>>>>>

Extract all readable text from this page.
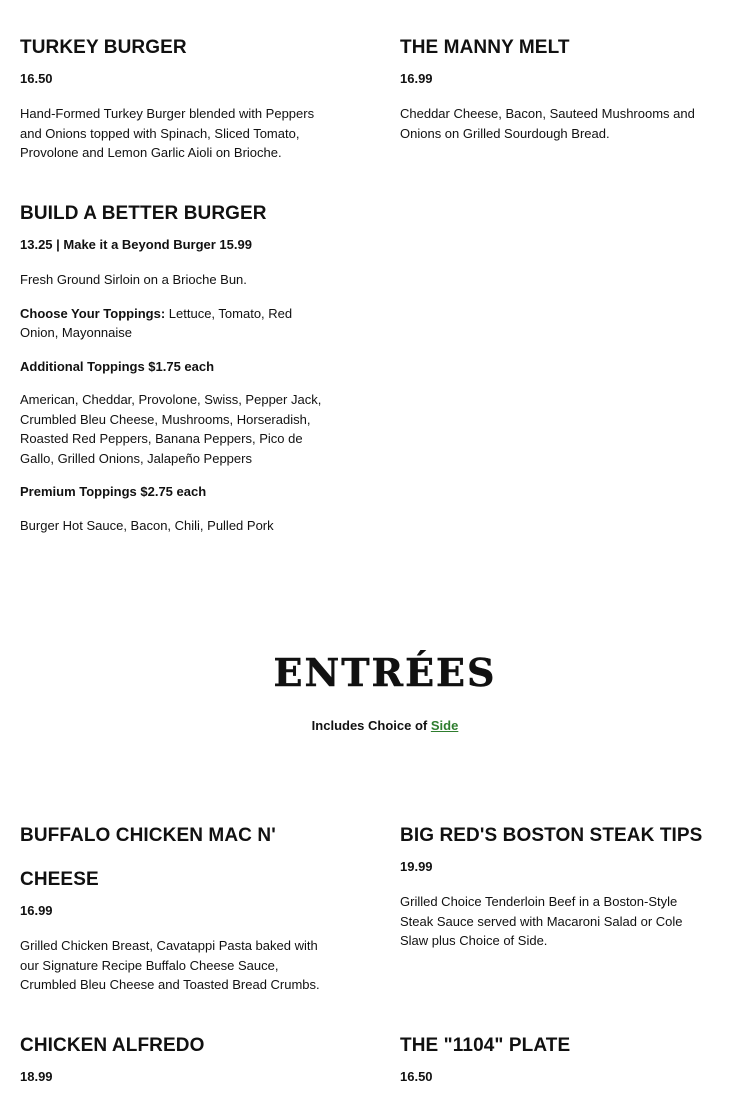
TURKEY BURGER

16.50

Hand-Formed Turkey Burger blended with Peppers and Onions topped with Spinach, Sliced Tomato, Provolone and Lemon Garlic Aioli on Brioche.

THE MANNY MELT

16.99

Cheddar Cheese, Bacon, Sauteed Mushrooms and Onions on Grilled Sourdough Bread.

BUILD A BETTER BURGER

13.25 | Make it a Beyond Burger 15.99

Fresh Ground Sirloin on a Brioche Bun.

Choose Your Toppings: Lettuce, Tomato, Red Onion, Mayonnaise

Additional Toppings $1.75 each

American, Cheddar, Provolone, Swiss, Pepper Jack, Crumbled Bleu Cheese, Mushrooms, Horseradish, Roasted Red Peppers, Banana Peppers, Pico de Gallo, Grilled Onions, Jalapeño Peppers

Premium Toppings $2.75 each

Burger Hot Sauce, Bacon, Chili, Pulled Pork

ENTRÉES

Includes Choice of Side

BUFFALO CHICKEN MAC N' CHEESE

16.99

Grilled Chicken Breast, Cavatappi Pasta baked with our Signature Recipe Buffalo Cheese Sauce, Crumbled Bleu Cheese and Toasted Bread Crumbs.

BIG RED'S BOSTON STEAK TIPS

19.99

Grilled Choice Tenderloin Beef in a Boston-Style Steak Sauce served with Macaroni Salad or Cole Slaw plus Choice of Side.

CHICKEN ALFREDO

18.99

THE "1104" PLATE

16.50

<<<<<
>>>>>

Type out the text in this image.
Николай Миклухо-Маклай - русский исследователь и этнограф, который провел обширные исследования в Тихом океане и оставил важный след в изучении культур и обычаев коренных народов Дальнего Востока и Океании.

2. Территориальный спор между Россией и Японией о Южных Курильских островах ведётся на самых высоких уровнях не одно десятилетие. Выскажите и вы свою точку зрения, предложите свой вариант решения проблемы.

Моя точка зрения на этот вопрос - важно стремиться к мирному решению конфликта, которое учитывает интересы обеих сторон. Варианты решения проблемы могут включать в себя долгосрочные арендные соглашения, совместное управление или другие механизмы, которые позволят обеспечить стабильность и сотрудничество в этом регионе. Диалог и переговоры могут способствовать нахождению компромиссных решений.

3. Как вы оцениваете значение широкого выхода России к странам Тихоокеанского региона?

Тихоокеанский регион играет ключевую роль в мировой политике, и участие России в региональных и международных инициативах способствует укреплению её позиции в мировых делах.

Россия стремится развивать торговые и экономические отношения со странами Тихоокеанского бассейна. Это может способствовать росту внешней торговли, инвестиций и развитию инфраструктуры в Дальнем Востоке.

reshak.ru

<<<<<

* TO DO *
Gather up the lines containing the word "способствовать" from these records and copy them.

* WRITTEN SOLUTION *
Моя точка зрения на этот вопрос - важно стремиться к мирному решению конфликта, которое учитывает интересы обеих сторон. Варианты решения проблемы могут включать в себя долгосрочные арендные соглашения, совместное управление или другие механизмы, которые позволят обеспечить стабильность и сотрудничество в этом регионе. Диалог и переговоры могут способствовать нахождению компромиссных решений.
Россия стремится развивать торговые и экономические отношения со странами Тихоокеанского бассейна. Это может способствовать росту внешней торговли, инвестиций и развитию инфраструктуры в Дальнем Востоке.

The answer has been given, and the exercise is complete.